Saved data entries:
- - -

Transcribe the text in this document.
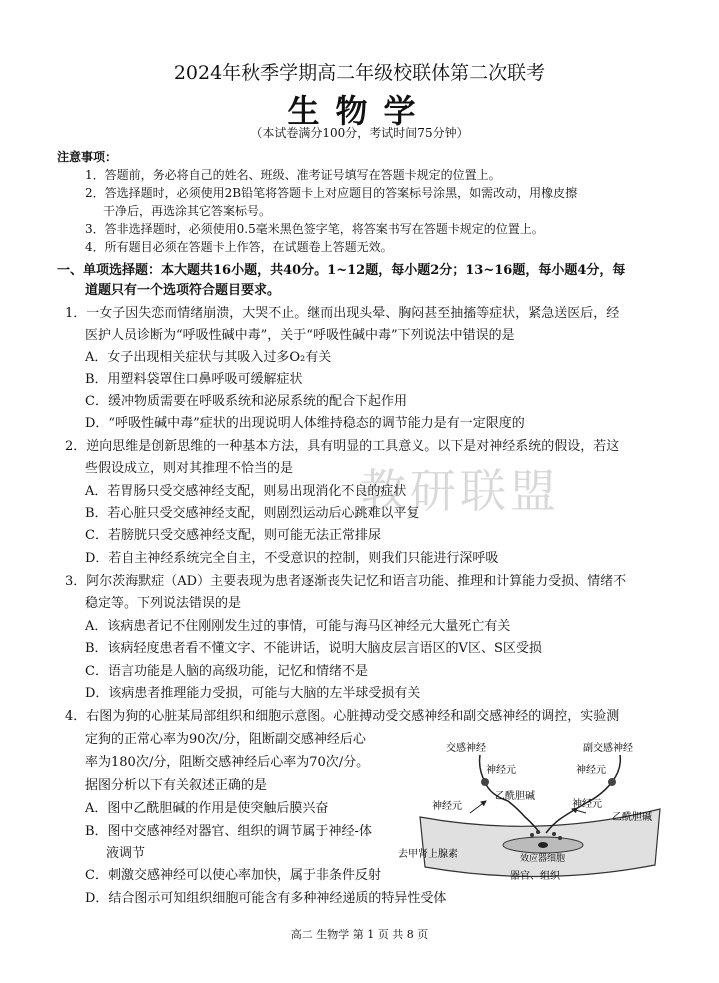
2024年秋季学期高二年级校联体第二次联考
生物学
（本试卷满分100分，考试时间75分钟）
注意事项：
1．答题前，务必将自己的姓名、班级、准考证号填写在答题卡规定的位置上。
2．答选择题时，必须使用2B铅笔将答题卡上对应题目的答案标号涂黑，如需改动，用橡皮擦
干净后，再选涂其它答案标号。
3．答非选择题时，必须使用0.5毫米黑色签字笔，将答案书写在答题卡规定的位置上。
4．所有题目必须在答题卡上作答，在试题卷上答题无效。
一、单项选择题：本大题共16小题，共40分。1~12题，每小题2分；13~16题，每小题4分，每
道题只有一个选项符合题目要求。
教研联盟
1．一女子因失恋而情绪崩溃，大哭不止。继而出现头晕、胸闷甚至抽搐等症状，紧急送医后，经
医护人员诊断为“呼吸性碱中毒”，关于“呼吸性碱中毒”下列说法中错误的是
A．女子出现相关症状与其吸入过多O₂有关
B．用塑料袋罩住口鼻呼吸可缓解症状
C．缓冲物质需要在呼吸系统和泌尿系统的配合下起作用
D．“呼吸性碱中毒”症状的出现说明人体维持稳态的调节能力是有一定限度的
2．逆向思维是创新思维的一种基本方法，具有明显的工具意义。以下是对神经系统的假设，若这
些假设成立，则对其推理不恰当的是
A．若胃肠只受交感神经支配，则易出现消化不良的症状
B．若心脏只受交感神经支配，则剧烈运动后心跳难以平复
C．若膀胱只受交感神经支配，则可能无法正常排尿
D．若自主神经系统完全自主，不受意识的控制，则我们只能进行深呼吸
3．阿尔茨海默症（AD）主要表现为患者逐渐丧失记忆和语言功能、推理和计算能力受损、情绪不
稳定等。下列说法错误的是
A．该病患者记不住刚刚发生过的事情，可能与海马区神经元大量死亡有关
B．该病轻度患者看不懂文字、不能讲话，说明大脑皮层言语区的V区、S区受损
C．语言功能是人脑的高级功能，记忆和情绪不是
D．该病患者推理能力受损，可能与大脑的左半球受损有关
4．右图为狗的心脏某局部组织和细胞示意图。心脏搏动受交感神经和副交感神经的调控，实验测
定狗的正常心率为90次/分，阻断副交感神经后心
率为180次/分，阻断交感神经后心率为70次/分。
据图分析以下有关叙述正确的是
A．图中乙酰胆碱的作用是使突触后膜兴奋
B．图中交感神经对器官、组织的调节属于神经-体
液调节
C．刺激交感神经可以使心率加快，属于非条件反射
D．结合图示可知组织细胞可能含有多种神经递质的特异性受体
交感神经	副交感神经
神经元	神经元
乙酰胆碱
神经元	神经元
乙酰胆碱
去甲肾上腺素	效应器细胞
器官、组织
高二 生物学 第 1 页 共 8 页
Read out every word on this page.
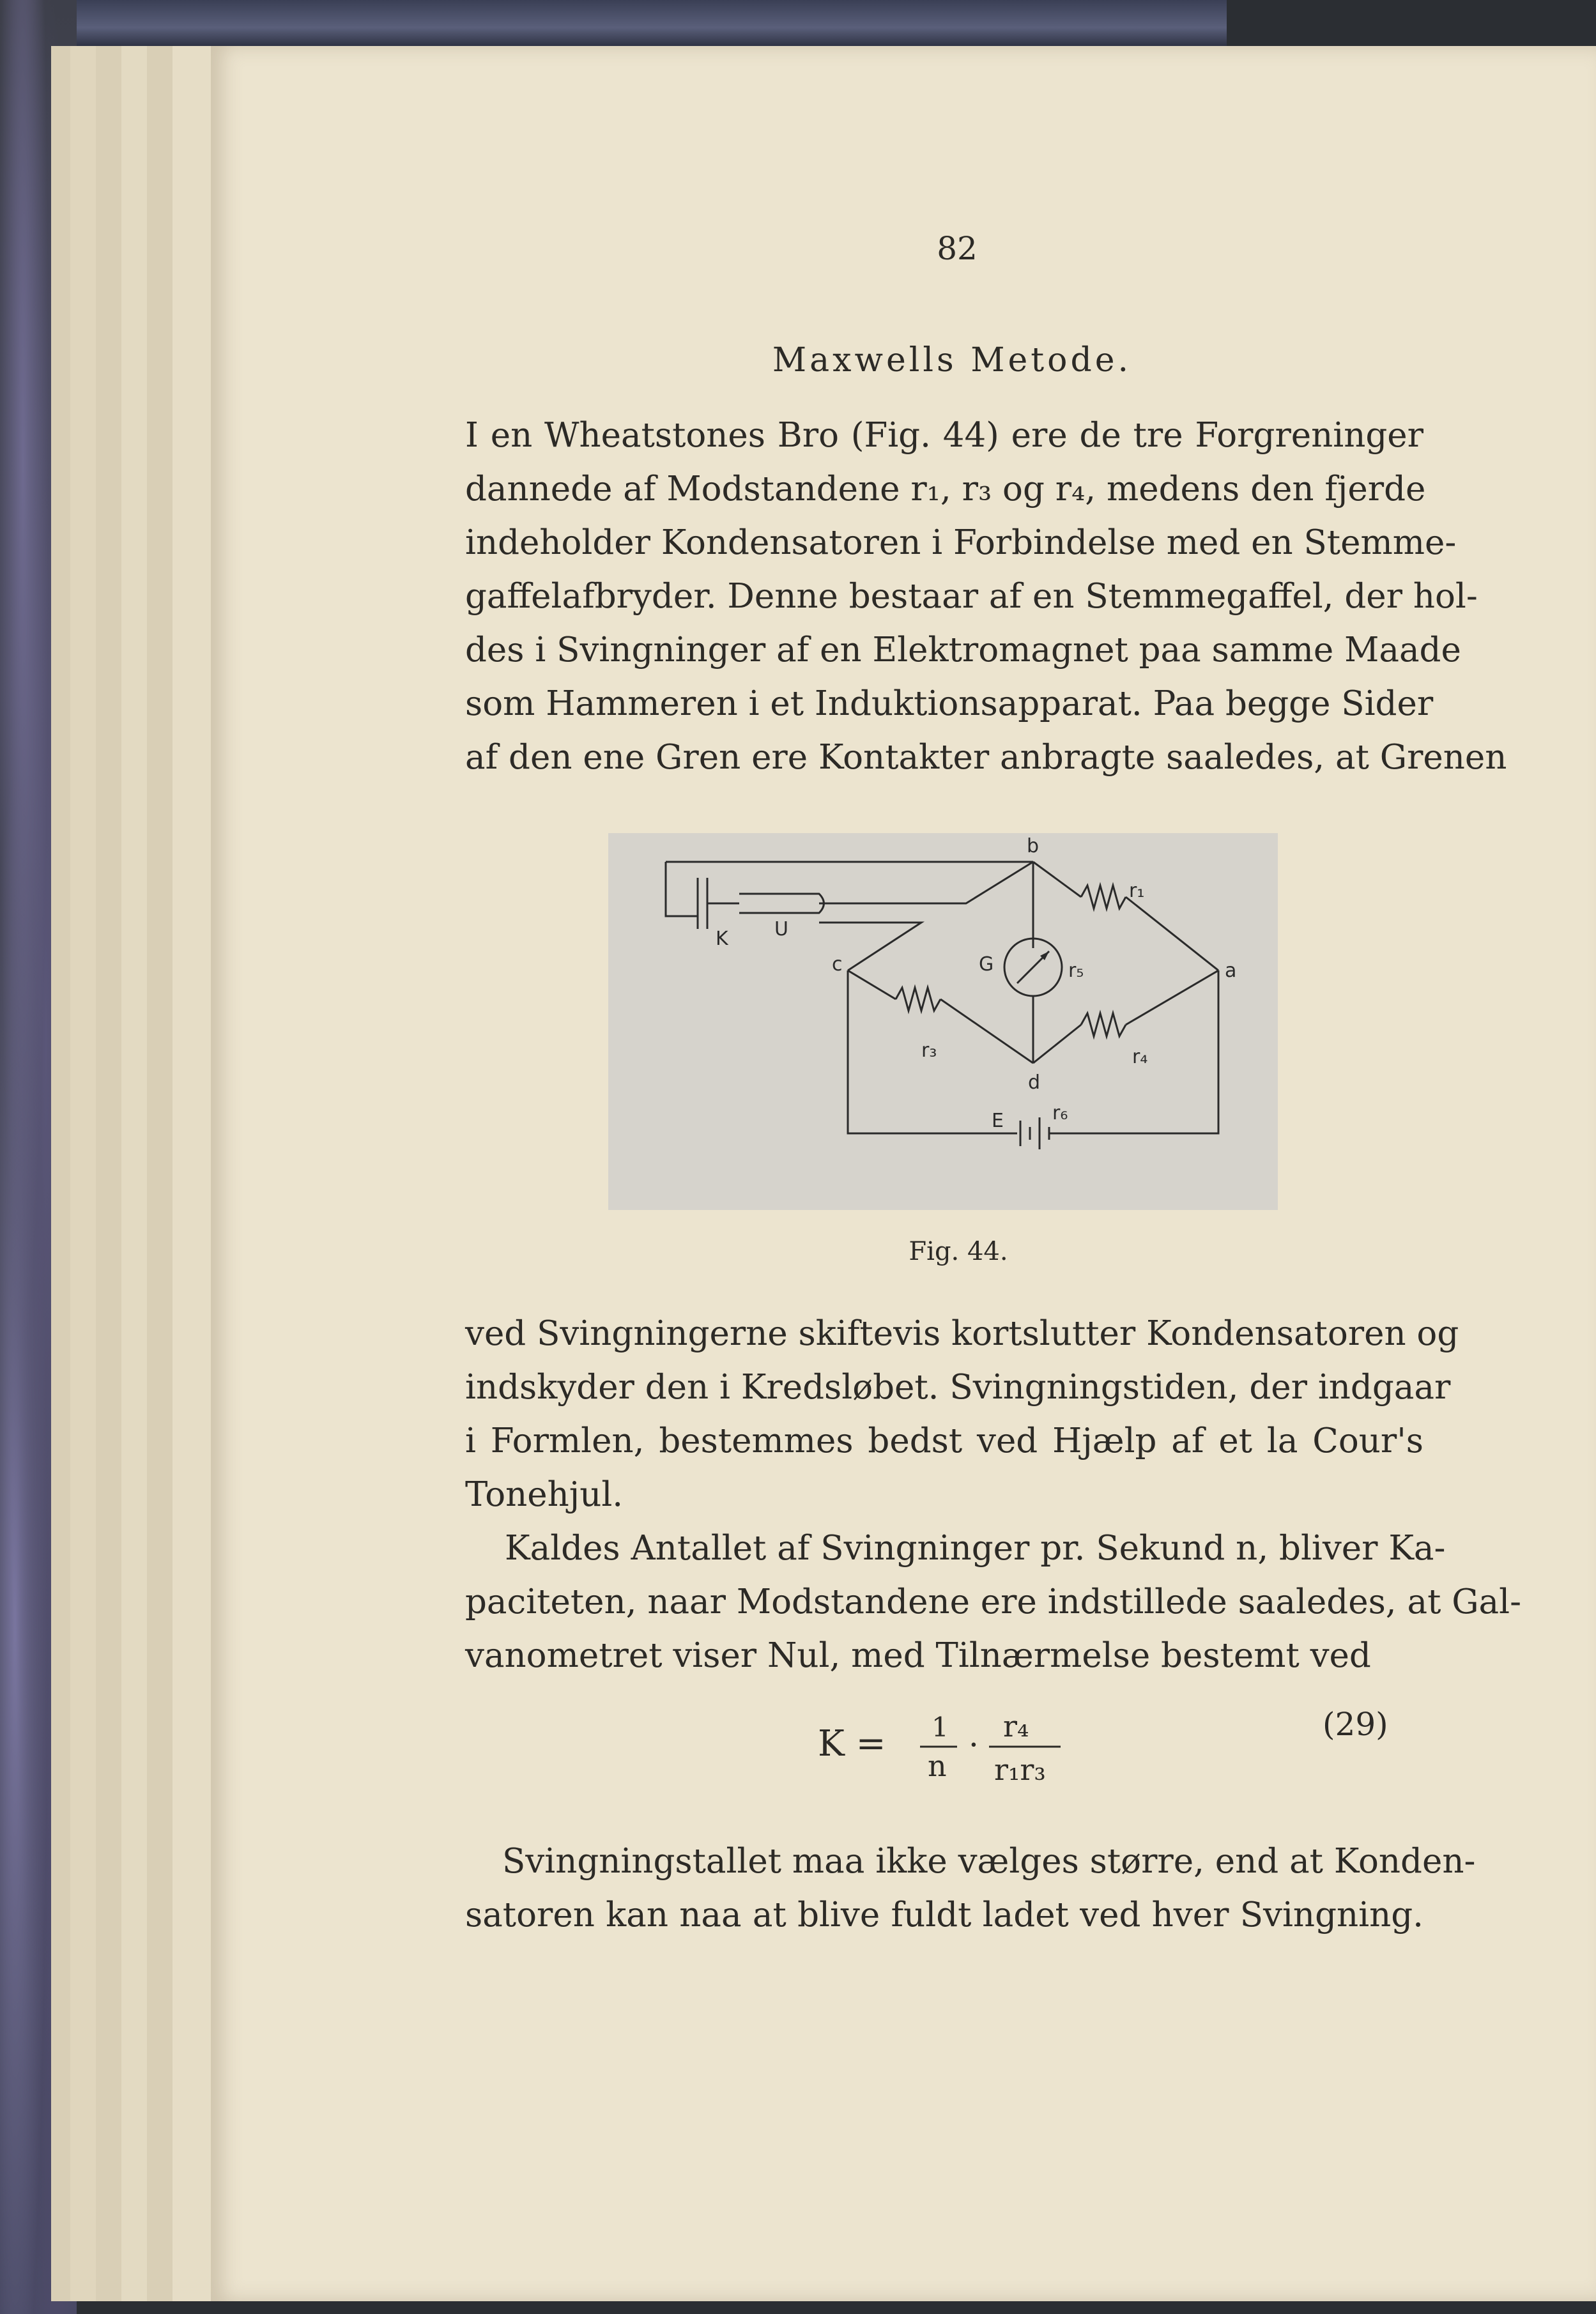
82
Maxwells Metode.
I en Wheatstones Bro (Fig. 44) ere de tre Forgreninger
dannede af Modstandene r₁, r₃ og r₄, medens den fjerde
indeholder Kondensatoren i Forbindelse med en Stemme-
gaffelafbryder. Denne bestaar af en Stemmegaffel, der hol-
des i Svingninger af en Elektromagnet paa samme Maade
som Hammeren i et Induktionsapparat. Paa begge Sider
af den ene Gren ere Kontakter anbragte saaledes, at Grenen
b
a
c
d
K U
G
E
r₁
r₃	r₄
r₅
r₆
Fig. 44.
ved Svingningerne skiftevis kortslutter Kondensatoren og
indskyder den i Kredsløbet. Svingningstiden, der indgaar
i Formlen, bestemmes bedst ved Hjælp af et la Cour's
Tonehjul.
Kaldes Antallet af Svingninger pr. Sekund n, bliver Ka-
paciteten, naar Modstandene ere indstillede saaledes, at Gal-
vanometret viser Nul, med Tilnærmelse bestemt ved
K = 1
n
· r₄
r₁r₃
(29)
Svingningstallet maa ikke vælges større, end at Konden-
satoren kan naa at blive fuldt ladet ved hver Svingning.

- - -

◆ WRITTEN PROBLEM
Retype the entries word for word. Omit any images.

◆ RESPONSE BELOW
Transcribe the text in this document.
2024年秋季学期高二年级校联体第二次联考
生物学
（本试卷满分100分，考试时间75分钟）
注意事项：
1．答题前，务必将自己的姓名、班级、准考证号填写在答题卡规定的位置上。
2．答选择题时，必须使用2B铅笔将答题卡上对应题目的答案标号涂黑，如需改动，用橡皮擦
干净后，再选涂其它答案标号。
3．答非选择题时，必须使用0.5毫米黑色签字笔，将答案书写在答题卡规定的位置上。
4．所有题目必须在答题卡上作答，在试题卷上答题无效。
一、单项选择题：本大题共16小题，共40分。1~12题，每小题2分；13~16题，每小题4分，每
道题只有一个选项符合题目要求。
教研联盟
1．一女子因失恋而情绪崩溃，大哭不止。继而出现头晕、胸闷甚至抽搐等症状，紧急送医后，经
医护人员诊断为“呼吸性碱中毒”，关于“呼吸性碱中毒”下列说法中错误的是
A．女子出现相关症状与其吸入过多O₂有关
B．用塑料袋罩住口鼻呼吸可缓解症状
C．缓冲物质需要在呼吸系统和泌尿系统的配合下起作用
D．“呼吸性碱中毒”症状的出现说明人体维持稳态的调节能力是有一定限度的
2．逆向思维是创新思维的一种基本方法，具有明显的工具意义。以下是对神经系统的假设，若这
些假设成立，则对其推理不恰当的是
A．若胃肠只受交感神经支配，则易出现消化不良的症状
B．若心脏只受交感神经支配，则剧烈运动后心跳难以平复
C．若膀胱只受交感神经支配，则可能无法正常排尿
D．若自主神经系统完全自主，不受意识的控制，则我们只能进行深呼吸
3．阿尔茨海默症（AD）主要表现为患者逐渐丧失记忆和语言功能、推理和计算能力受损、情绪不
稳定等。下列说法错误的是
A．该病患者记不住刚刚发生过的事情，可能与海马区神经元大量死亡有关
B．该病轻度患者看不懂文字、不能讲话，说明大脑皮层言语区的V区、S区受损
C．语言功能是人脑的高级功能，记忆和情绪不是
D．该病患者推理能力受损，可能与大脑的左半球受损有关
4．右图为狗的心脏某局部组织和细胞示意图。心脏搏动受交感神经和副交感神经的调控，实验测
定狗的正常心率为90次/分，阻断副交感神经后心
率为180次/分，阻断交感神经后心率为70次/分。
据图分析以下有关叙述正确的是
A．图中乙酰胆碱的作用是使突触后膜兴奋
B．图中交感神经对器官、组织的调节属于神经-体
液调节
C．刺激交感神经可以使心率加快，属于非条件反射
D．结合图示可知组织细胞可能含有多种神经递质的特异性受体
交感神经	副交感神经
神经元	神经元
乙酰胆碱
神经元	神经元
乙酰胆碱
去甲肾上腺素	效应器细胞
器官、组织
高二 生物学 第 1 页 共 8 页
Read out every word on this page.
82
Maxwells Metode.
I en Wheatstones Bro (Fig. 44) ere de tre Forgreninger
dannede af Modstandene r₁, r₃ og r₄, medens den fjerde
indeholder Kondensatoren i Forbindelse med en Stemme-
gaffelafbryder. Denne bestaar af en Stemmegaffel, der hol-
des i Svingninger af en Elektromagnet paa samme Maade
som Hammeren i et Induktionsapparat. Paa begge Sider
af den ene Gren ere Kontakter anbragte saaledes, at Grenen
b
a
c
d
K U
G
E
r₁
r₃	r₄
r₅
r₆
Fig. 44.
ved Svingningerne skiftevis kortslutter Kondensatoren og
indskyder den i Kredsløbet. Svingningstiden, der indgaar
i Formlen, bestemmes bedst ved Hjælp af et la Cour's
Tonehjul.
Kaldes Antallet af Svingninger pr. Sekund n, bliver Ka-
paciteten, naar Modstandene ere indstillede saaledes, at Gal-
vanometret viser Nul, med Tilnærmelse bestemt ved
K = 1
n
· r₄
r₁r₃
(29)
Svingningstallet maa ikke vælges større, end at Konden-
satoren kan naa at blive fuldt ladet ved hver Svingning.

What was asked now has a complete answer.